**ЗАДАНИЕ**
Продолжите интервью с Александром Зельдовичем о фильме «Медея», начиная сразу после последнего приведенного предложения.

**ТЕКСТ ДЛЯ ЧТЕНИЯ**
+-------+

Режиссер «Медеи» Александр Зельдович: «Мне женщины интереснее, чем мужчины»

29 ноября 2021 в 15:46
Фото: ИТАР-ТАСС/Юрий Самолыго
В кинотеатрах идет «Медея» Александра Зельдовича — современная киноверсия мифа, которая столкнулась с фем-критикой. Как Зельдович относится к претензиям и женщинам, почему денег на фильм ему дал соавтор «Дау», куда пропал Сорокин, при чем тут бетонный завод — в большом интервью «Афише Daily».

Александр Зельдович — режиссер-загадка, который появляется из ниоткуда раз в десятилетие с новым удивительным фильмом. В 1990-м вышел его дебютный «Закат», который сегодня сам автор именует «детским кино». 2000 год — «Москва» по сценарию Владимира Сорокина (да-да, того самого), одна из самых ярких и важных картин о девяностых, поразительная и самобытная. В 2011-м вышла «Мишень» — неожиданная фантастика опять же в соавторстве с Сорокиным.

И, наконец, «Медея», перенесенный в современность древнегреческий миф с Тинатин Далакишвили и Евгением Цыгановым в главных ролях. На фестивале в Локарно фильм получил приз молодежного жюри, а вот на сочинском «Кинотавре», напротив, столкнулся с критикой и обвинениями в мизогинии.

— Про ваш фильм «Медея» в фейсбуке очень много чего писали, и я вам буду зачитывать.

— Ругали?

— Ругали, но в феминистическом контексте.

— Класс.

— Но я вас сначала не об этом спрошу. Почему вы десять лет каждый фильм снимаете? Есть у этого логика, или это просто стечение обстоятельств?

— У этого нет никакой логики, это ****** [ужас], лучше бы почаще.

Я снимаю только по собственным идеям и по собственным, даже если они соавторские, сценариям. Я несколько раз пробовал что‑то снять по заказу, но никогда ничего не получалось: ни денег, ни славы. Замыслы возникают не так часто. Предыдущие картины получились, поскольку русская реальность менялась так быстро, что были желание и необходимость это как‑то осмыслять. А реальность не осмысляется как‑то за пару дней, то есть нужна дистанция.

+-------+

**ИСХОДНЫЕ ДАННЫЕ**
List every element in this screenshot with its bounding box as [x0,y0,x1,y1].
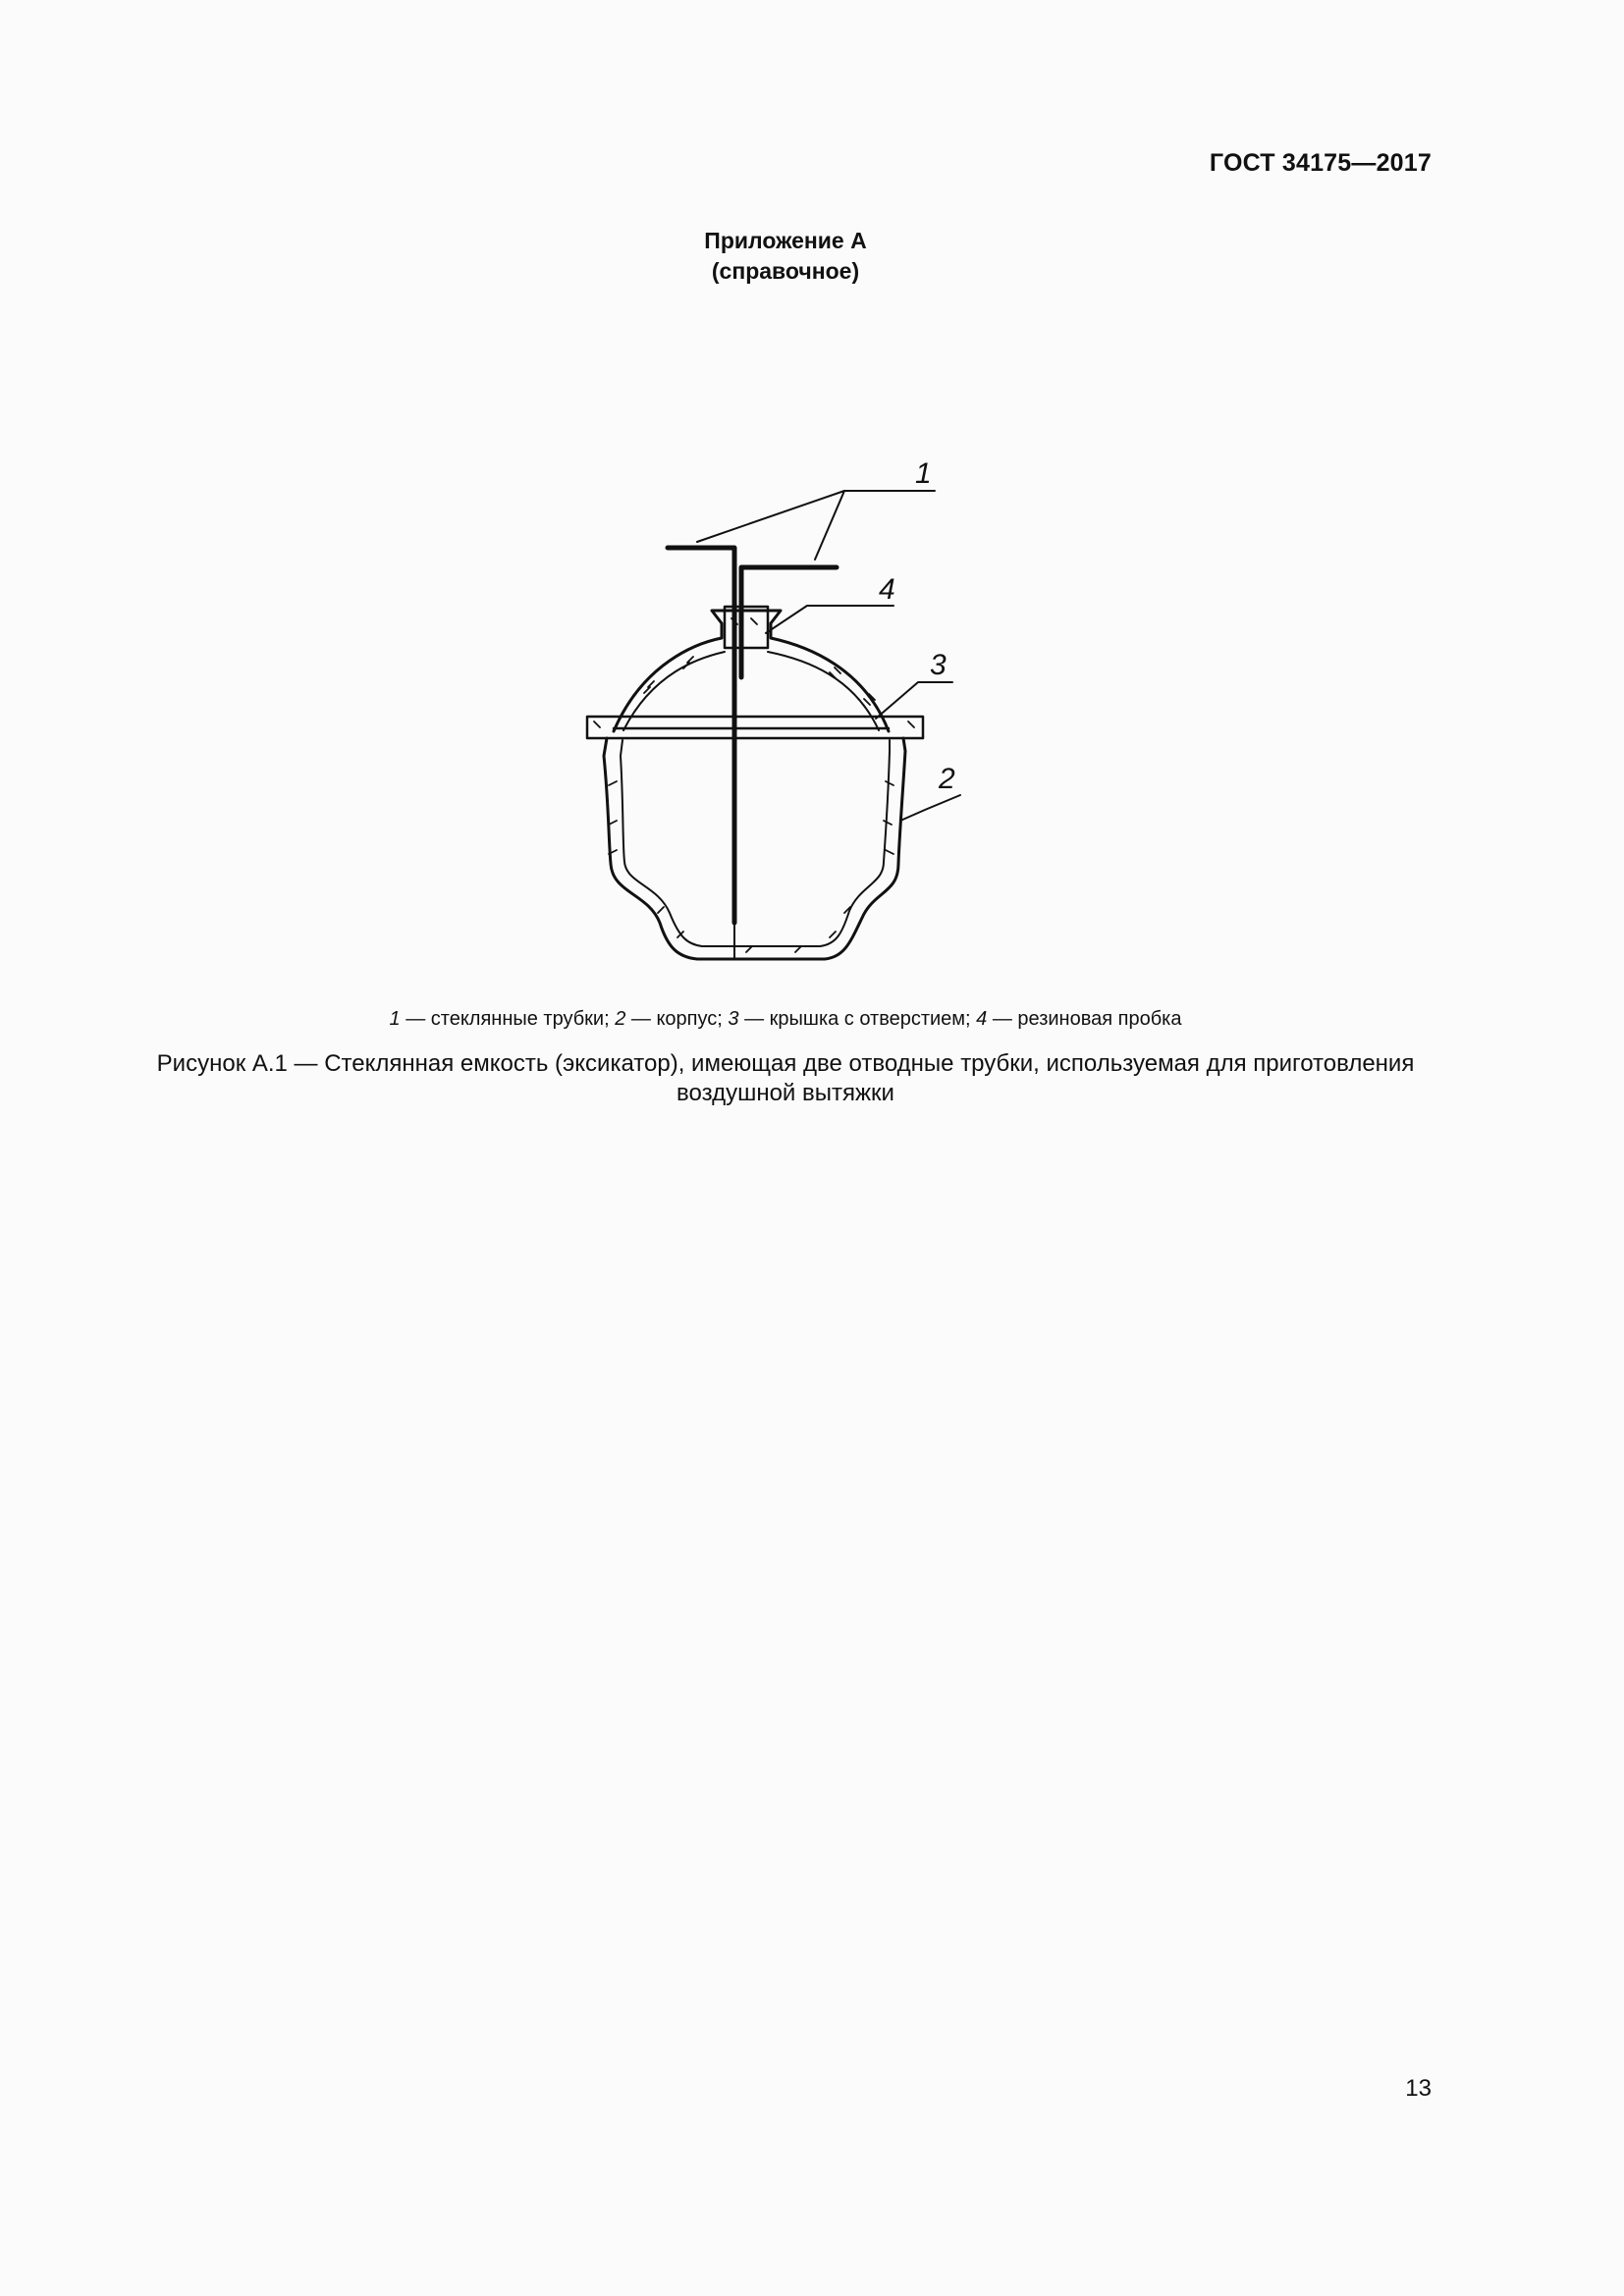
desiccator-figure [550,432,1001,982]
glass-tube-long [668,548,734,923]
caption-line-1: Рисунок А.1 — Стеклянная емкость (эксикатор), имеющая две отводные трубки, используемая для приготовления [156,1050,1415,1077]
body-inner [621,740,890,946]
figure-caption [98,1049,1473,1108]
annex-heading [0,226,1571,287]
legend-num-3: 3 [728,1008,739,1030]
caption-line-2: воздушной вытяжки [677,1080,894,1106]
leader-4 [766,606,893,633]
legend-text-3: — крышка с отверстием; [738,1008,977,1030]
legend-text-2: — корпус; [625,1008,729,1030]
legend-text-4: — резиновая пробка [987,1008,1182,1030]
legend-num-1: 1 [389,1008,401,1030]
figure-legend [0,1008,1571,1031]
leader-3 [876,682,952,719]
body-outline [604,738,905,959]
lid-outline [614,611,889,731]
document-standard-number: ГОСТ 34175—2017 [1209,149,1432,177]
annex-title: Приложение А [704,228,867,253]
callout-3: 3 [930,649,947,681]
leader-2 [900,795,960,821]
desiccator-drawing [550,432,1001,982]
annex-subtitle: (справочное) [711,258,860,284]
legend-num-2: 2 [615,1008,626,1030]
legend-num-4: 4 [976,1008,988,1030]
callout-4: 4 [879,573,895,606]
page-number: 13 [1405,2075,1432,2102]
callout-1: 1 [915,457,932,490]
callout-2: 2 [939,763,955,795]
lid-inner [623,652,879,730]
rubber-stopper [725,607,768,648]
legend-text-1: — стеклянные трубки; [400,1008,616,1030]
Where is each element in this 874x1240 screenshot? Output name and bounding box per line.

+-------+

**ОТВЕТ**
«Москва» была про 90-е, «Мишень» была про нулевые. Каждое десятилетие закрывалось большим проектом. Был и фильм не так давно, который на всех парах развивался, потом разрушился.

— А что был за проект в 2010-е годы?

— Я хотел снять ремейк или оммаж «Сладкой жизни» Феллини, только не в Риме, а в Лондоне. Тогда был такой жирный русский Лондон. И я довольно часто бывал там. Лондон был главный альфа-город планеты. Мне это показалось крайне интересным, я немножко знал вот эту жизнь — не только русский Лондон, но и английский Лондон тоже. У проекта был очень хороший сценарий, который я написал в соавторстве с Ребеккой Ленкиевич, она соавтор Павликовского по «Иде», и Кристофером Хэмптоном (лауреат «Оскара» за сценарии к фильмам «Опасные связи» и «Отец». — Прим. ред.). Проект назывался «Sweet Life», но он остановился.

— Почему?

— Понятно, почему.

— В смысле, именно из‑за событий 2014-го?

— Да. И я начал искать какой‑то новый замысел. Эти паузы не потому, что мне хочется пауз. Это невыносимо, очень тяжело. Из‑за финансовых причин. «Москва» снималась долго, потому что был кризис 1998 года, и мы встали на полтора года. С «Мишенью» тоже была похожая ситуация.

— Кризис 2008 года, получается?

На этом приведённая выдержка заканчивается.